- **Problem requirements**
Go through the listing beneath this task and return every line that carries the string "ylabel".

--- start The records ---

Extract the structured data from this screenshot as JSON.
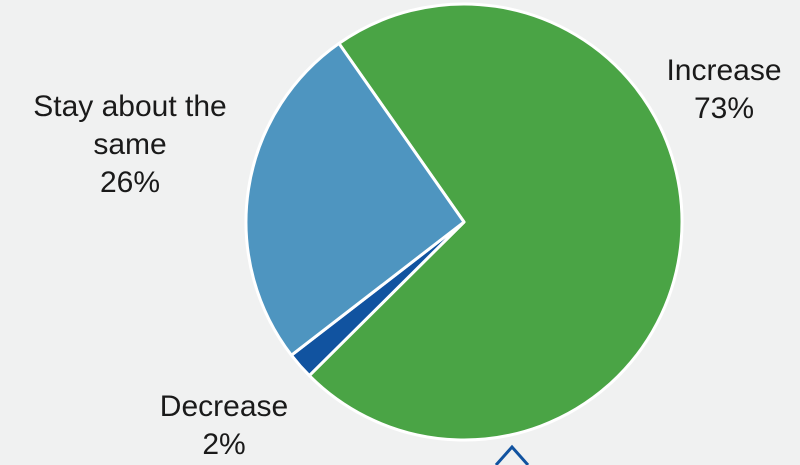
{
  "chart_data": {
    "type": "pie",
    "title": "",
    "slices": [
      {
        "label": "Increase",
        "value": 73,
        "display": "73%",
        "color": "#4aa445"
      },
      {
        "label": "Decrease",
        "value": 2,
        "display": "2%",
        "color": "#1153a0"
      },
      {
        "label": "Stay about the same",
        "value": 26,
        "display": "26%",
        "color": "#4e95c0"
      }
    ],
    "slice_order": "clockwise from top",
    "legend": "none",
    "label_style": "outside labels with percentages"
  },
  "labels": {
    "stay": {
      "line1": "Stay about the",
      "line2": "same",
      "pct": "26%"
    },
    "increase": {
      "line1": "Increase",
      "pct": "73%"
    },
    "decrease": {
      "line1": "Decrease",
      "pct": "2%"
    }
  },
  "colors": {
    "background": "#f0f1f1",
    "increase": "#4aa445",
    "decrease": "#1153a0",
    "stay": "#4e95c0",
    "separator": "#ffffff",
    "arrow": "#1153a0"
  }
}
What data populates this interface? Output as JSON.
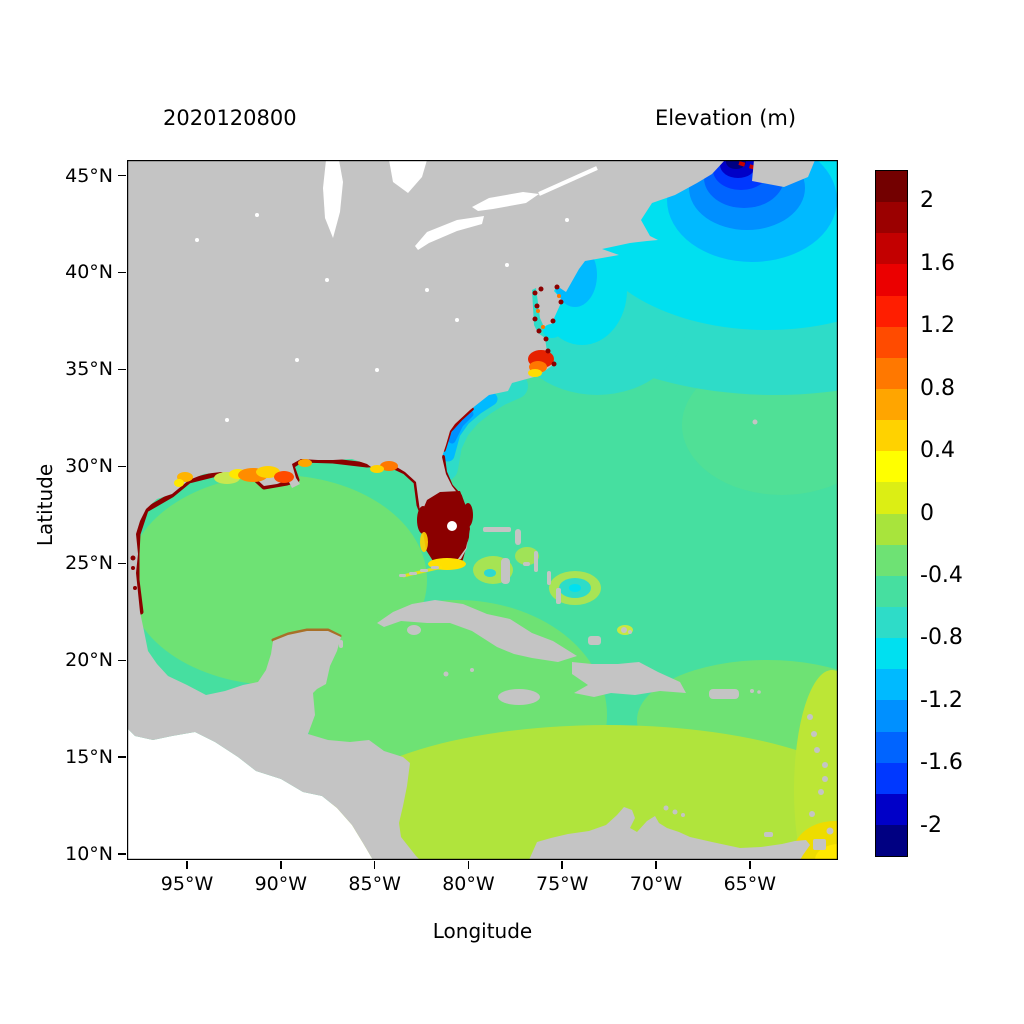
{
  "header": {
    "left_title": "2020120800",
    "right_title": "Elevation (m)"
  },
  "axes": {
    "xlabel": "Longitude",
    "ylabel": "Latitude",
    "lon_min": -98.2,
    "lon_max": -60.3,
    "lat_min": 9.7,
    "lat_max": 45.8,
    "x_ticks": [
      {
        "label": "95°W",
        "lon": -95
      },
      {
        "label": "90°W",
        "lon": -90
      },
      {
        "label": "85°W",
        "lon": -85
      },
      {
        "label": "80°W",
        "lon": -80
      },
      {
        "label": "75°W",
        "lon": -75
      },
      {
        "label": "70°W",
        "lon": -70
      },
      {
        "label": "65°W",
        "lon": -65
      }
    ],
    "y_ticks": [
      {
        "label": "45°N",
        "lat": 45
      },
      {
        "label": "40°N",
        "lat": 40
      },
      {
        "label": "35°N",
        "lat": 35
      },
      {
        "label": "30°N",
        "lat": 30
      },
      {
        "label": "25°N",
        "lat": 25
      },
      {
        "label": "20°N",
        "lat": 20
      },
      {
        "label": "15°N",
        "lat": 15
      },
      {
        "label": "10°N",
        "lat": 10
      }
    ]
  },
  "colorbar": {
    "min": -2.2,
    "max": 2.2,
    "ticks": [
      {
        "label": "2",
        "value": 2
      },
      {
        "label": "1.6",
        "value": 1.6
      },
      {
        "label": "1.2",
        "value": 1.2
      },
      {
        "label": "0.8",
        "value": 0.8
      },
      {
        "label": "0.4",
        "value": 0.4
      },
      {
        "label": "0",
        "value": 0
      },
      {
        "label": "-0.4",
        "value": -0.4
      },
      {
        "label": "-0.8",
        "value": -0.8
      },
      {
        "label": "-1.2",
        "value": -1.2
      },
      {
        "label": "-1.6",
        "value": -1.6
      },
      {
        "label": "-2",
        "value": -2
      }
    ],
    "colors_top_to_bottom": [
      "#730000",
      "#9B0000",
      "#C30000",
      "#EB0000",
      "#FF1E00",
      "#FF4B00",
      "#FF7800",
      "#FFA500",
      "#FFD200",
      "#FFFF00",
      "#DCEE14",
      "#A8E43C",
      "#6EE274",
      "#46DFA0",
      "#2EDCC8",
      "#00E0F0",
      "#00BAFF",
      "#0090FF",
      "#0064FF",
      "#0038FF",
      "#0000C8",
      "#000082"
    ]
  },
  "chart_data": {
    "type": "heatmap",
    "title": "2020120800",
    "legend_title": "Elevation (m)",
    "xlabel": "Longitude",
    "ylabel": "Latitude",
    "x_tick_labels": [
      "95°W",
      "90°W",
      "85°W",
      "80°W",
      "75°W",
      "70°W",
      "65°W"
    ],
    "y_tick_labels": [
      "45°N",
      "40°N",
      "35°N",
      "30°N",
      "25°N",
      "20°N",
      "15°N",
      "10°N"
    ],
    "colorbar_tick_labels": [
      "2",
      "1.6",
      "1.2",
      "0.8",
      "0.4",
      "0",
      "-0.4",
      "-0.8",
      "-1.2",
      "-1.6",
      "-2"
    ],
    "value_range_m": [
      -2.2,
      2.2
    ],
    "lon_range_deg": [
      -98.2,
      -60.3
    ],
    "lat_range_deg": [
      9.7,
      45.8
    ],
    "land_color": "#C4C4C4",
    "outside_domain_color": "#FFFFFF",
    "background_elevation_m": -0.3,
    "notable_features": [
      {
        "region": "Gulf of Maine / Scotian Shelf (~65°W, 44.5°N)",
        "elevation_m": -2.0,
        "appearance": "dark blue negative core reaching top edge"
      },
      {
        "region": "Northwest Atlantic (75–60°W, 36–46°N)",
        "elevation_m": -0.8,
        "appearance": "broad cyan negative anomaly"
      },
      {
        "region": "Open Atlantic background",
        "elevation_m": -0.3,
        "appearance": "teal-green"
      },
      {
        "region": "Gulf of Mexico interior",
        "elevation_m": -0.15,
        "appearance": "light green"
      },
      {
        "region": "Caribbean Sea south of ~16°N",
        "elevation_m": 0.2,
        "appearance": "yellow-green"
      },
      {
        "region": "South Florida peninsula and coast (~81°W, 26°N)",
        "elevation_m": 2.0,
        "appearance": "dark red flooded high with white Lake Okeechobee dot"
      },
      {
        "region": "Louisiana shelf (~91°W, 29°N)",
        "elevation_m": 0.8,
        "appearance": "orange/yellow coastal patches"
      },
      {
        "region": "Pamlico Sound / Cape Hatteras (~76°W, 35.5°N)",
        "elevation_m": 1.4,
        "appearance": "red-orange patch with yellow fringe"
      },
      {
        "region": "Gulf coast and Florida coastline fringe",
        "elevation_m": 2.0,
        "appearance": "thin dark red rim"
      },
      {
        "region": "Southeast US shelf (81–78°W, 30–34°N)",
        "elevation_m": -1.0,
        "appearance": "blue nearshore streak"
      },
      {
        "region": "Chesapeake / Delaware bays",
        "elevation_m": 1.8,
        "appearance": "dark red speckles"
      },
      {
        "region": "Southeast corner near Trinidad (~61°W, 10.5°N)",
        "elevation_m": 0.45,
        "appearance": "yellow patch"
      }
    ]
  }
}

--- end The records ---
--- start The records ---

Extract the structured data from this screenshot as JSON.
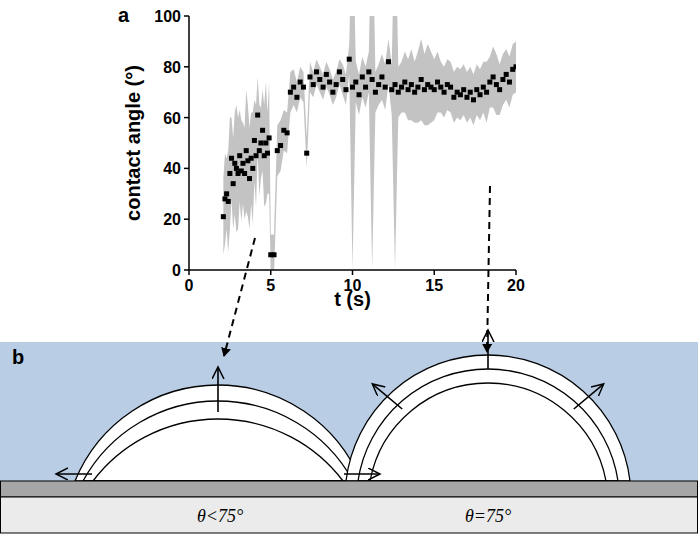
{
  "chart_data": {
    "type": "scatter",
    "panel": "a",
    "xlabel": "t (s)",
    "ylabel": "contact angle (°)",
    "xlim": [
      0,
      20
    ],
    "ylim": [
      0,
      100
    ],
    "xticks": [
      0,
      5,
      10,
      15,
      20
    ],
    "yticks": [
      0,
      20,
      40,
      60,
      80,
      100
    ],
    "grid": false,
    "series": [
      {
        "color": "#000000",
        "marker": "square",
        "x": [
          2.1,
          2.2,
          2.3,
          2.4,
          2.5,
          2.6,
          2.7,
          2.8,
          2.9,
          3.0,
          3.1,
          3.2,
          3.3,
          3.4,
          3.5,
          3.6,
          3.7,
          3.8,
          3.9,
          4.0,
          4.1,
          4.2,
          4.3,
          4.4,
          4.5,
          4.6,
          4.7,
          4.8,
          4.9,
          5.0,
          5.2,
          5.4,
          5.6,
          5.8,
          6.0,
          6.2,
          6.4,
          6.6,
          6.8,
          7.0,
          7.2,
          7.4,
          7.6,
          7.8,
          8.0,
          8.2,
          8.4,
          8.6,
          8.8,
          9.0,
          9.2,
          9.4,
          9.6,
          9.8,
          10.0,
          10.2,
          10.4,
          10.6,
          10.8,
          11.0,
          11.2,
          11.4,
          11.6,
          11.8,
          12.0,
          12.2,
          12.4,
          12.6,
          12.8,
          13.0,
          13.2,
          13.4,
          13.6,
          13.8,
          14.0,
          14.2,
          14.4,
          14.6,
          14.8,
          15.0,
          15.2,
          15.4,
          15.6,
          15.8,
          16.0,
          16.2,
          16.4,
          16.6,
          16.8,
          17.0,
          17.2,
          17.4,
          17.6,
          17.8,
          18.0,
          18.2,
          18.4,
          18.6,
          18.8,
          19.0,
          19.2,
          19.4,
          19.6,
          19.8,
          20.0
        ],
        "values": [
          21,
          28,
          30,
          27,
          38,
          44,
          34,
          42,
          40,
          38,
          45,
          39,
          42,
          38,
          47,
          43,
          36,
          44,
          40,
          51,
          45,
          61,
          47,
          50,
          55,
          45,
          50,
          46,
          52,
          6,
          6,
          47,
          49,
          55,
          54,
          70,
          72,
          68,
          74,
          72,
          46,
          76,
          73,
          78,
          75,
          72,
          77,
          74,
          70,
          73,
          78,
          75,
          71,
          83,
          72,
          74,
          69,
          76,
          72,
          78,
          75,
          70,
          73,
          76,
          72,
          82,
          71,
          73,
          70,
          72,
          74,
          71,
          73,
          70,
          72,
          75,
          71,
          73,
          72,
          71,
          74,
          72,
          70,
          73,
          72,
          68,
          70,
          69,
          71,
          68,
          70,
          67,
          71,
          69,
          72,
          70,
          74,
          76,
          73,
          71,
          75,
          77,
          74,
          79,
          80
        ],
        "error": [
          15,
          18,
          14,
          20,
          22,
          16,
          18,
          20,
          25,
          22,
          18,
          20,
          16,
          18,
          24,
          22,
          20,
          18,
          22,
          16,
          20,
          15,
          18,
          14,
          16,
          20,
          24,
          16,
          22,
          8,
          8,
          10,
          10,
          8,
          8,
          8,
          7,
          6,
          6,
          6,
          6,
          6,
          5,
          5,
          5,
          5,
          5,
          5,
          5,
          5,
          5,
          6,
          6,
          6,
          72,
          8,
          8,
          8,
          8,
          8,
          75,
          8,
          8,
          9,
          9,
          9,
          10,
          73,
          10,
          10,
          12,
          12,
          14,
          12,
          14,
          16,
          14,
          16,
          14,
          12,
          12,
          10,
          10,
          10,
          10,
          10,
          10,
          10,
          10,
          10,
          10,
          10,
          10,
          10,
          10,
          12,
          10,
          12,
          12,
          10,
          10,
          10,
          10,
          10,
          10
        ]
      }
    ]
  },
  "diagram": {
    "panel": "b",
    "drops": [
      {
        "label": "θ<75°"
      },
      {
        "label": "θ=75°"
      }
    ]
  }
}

--- end The records ---
--- start The records ---

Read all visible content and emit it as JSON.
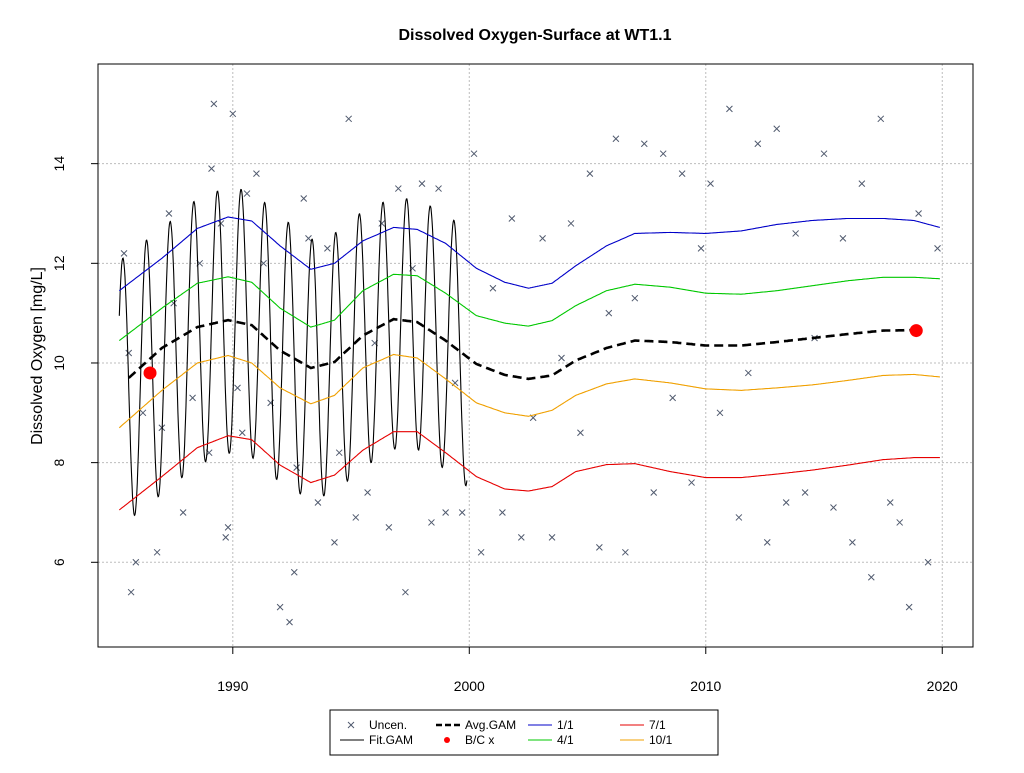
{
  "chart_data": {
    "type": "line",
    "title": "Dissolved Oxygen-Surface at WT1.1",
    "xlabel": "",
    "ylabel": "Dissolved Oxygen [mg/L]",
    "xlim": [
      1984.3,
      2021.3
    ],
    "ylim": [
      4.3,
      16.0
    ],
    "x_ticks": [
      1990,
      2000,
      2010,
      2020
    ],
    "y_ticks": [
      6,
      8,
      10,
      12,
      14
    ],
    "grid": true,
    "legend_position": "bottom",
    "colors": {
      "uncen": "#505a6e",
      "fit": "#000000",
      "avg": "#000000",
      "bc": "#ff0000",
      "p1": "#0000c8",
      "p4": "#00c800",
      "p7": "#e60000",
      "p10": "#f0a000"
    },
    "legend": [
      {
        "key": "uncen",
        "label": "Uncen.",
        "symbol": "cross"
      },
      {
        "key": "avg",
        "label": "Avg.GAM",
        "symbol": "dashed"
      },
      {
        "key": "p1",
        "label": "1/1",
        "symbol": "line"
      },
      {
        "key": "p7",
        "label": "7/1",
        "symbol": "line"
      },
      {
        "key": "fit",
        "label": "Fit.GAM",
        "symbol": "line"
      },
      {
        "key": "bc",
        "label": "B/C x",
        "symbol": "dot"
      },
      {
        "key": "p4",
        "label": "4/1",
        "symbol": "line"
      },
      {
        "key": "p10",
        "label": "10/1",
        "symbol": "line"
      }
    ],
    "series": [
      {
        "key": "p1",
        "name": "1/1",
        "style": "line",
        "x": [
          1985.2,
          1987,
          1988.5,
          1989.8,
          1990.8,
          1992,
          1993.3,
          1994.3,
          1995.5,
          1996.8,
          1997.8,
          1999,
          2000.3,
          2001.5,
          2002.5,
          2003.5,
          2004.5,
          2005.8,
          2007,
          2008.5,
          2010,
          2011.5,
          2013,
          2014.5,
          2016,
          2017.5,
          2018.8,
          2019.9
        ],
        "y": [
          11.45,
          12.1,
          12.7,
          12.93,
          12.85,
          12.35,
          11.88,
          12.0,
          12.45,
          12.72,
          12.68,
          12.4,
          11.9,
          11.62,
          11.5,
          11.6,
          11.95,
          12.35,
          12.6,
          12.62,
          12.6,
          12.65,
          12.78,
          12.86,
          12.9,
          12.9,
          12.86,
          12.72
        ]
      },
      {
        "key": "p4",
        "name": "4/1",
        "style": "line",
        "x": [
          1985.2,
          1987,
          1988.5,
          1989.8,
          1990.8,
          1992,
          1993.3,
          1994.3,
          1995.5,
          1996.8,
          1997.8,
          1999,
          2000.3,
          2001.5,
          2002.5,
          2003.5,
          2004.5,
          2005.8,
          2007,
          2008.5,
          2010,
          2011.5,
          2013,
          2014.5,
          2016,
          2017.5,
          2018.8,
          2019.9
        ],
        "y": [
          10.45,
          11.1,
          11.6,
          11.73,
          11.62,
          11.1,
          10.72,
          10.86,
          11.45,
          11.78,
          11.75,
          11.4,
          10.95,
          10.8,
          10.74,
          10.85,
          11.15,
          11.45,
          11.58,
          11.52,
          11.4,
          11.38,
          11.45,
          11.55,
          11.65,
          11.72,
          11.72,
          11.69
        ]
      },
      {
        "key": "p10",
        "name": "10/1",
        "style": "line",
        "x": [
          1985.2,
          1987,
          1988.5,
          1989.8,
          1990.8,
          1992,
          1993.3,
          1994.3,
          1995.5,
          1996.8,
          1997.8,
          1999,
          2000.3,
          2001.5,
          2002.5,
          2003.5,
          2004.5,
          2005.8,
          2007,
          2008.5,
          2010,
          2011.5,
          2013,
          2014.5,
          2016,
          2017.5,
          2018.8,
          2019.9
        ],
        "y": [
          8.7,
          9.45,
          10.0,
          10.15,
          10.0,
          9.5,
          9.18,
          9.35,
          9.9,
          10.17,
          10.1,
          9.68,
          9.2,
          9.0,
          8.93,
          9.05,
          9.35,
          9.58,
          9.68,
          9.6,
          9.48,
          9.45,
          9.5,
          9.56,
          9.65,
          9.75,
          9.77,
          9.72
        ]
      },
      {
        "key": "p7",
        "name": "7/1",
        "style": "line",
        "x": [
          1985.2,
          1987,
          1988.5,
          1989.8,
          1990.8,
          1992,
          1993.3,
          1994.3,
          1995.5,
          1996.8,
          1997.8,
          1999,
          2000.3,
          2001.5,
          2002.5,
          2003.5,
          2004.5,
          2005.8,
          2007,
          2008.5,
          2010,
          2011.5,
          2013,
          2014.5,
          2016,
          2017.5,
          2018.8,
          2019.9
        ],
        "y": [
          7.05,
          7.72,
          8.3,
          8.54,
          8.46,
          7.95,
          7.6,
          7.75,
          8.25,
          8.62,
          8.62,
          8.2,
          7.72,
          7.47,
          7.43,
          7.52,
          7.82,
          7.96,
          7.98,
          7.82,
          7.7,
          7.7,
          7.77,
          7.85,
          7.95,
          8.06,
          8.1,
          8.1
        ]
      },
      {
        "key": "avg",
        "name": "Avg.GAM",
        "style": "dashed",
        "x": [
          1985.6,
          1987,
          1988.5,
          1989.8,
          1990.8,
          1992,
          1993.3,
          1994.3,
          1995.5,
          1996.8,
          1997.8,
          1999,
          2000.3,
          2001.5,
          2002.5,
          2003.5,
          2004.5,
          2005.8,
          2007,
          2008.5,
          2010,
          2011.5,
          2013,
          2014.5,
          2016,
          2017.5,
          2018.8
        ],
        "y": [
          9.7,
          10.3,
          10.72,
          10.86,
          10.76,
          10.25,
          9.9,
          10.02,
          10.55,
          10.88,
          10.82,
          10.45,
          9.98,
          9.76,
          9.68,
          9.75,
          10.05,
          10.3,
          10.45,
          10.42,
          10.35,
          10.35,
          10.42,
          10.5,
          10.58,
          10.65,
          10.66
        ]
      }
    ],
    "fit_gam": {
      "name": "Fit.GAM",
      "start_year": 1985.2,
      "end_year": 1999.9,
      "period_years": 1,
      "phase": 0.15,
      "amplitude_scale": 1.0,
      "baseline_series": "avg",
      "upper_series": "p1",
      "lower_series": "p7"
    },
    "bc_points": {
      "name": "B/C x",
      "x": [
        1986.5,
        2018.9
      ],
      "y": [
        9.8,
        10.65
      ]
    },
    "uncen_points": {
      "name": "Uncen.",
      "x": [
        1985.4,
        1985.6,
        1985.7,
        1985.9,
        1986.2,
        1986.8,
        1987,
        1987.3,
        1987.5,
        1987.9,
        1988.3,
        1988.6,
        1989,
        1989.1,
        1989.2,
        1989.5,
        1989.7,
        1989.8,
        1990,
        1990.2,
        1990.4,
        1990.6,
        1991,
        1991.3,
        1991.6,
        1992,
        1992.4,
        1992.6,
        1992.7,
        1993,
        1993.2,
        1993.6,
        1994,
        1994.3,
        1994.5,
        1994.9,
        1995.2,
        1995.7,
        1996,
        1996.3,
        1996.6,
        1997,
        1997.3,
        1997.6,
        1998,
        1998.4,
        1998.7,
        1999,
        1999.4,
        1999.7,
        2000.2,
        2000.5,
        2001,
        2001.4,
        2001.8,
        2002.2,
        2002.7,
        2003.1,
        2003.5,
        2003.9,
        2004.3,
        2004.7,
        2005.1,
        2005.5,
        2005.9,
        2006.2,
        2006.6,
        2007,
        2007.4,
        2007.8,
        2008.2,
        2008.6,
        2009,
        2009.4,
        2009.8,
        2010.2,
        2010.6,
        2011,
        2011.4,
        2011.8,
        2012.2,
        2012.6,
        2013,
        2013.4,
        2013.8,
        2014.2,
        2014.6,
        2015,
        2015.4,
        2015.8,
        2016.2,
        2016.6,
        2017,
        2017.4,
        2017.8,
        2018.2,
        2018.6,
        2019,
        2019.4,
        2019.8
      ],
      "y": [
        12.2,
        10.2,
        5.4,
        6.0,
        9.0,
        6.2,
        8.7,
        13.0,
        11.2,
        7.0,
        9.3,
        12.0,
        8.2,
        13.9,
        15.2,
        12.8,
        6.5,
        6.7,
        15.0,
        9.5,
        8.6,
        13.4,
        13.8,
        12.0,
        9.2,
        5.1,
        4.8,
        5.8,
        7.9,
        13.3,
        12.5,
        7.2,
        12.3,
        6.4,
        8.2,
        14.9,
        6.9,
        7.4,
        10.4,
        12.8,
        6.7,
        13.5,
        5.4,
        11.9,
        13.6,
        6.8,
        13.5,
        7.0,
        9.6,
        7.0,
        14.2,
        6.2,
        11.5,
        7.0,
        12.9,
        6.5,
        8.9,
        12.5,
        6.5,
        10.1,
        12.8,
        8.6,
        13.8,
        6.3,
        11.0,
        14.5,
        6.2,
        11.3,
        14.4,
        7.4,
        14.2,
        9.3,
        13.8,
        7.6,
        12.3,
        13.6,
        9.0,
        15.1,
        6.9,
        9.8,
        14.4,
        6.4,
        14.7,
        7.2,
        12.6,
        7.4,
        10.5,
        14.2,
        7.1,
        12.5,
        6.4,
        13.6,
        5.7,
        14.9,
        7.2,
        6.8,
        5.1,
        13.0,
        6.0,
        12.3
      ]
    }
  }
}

--- end The records ---

- **Task result**
    "ylabel": "Latitude",
    "ylabel": "Latitude",
    "ylabel": "contact angle (°)",
    "ylabel": "Dissolved Oxygen [mg/L]",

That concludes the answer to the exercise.